* _TO BE DONE_
Return verbatim the run of lines that opens with the line holding "OCR this image." and closes with the last line of the records.
---*---
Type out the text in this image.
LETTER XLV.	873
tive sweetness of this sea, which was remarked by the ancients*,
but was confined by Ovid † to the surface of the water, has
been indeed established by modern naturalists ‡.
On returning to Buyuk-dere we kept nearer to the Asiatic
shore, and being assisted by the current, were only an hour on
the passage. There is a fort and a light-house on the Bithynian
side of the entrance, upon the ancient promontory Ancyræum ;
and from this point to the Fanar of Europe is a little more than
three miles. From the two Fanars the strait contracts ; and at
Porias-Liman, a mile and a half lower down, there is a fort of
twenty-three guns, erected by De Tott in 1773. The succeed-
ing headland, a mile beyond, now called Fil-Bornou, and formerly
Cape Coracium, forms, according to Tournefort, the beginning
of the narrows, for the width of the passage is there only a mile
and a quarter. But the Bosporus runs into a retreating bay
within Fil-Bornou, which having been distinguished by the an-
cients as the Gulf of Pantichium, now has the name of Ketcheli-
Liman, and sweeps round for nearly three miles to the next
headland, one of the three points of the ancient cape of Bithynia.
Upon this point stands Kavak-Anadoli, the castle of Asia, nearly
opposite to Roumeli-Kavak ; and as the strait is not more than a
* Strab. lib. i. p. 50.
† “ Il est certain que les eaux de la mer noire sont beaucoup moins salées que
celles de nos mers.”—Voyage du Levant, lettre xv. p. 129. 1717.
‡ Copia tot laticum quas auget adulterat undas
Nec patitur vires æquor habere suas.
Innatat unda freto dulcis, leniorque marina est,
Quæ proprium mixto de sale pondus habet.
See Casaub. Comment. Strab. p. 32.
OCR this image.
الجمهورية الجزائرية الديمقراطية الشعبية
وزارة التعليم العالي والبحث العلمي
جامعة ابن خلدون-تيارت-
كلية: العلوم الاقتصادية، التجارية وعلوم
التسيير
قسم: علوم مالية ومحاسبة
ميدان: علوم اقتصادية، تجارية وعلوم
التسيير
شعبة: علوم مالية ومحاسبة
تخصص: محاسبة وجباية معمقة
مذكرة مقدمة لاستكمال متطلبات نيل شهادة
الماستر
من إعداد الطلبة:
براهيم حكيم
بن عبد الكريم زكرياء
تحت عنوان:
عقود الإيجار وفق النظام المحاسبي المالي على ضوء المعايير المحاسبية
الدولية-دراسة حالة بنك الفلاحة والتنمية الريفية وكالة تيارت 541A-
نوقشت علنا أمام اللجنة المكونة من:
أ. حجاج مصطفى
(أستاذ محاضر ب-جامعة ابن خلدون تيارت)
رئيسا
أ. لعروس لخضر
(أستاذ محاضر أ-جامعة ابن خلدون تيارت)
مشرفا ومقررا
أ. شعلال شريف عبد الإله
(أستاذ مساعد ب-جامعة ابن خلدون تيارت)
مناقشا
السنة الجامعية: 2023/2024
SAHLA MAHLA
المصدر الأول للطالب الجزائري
---*---
* _WORKED SOLUTION_
OCR this image.
الجمهورية الجزائرية الديمقراطية الشعبية
وزارة التعليم العالي والبحث العلمي
جامعة ابن خلدون-تيارت-
كلية: العلوم الاقتصادية، التجارية وعلوم
التسيير
قسم: علوم مالية ومحاسبة
ميدان: علوم اقتصادية، تجارية وعلوم
التسيير
شعبة: علوم مالية ومحاسبة
تخصص: محاسبة وجباية معمقة
مذكرة مقدمة لاستكمال متطلبات نيل شهادة
الماستر
من إعداد الطلبة:
براهيم حكيم
بن عبد الكريم زكرياء
تحت عنوان:
عقود الإيجار وفق النظام المحاسبي المالي على ضوء المعايير المحاسبية
الدولية-دراسة حالة بنك الفلاحة والتنمية الريفية وكالة تيارت 541A-
نوقشت علنا أمام اللجنة المكونة من:
أ. حجاج مصطفى
(أستاذ محاضر ب-جامعة ابن خلدون تيارت)
رئيسا
أ. لعروس لخضر
(أستاذ محاضر أ-جامعة ابن خلدون تيارت)
مشرفا ومقررا
أ. شعلال شريف عبد الإله
(أستاذ مساعد ب-جامعة ابن خلدون تيارت)
مناقشا
السنة الجامعية: 2023/2024
SAHLA MAHLA
المصدر الأول للطالب الجزائري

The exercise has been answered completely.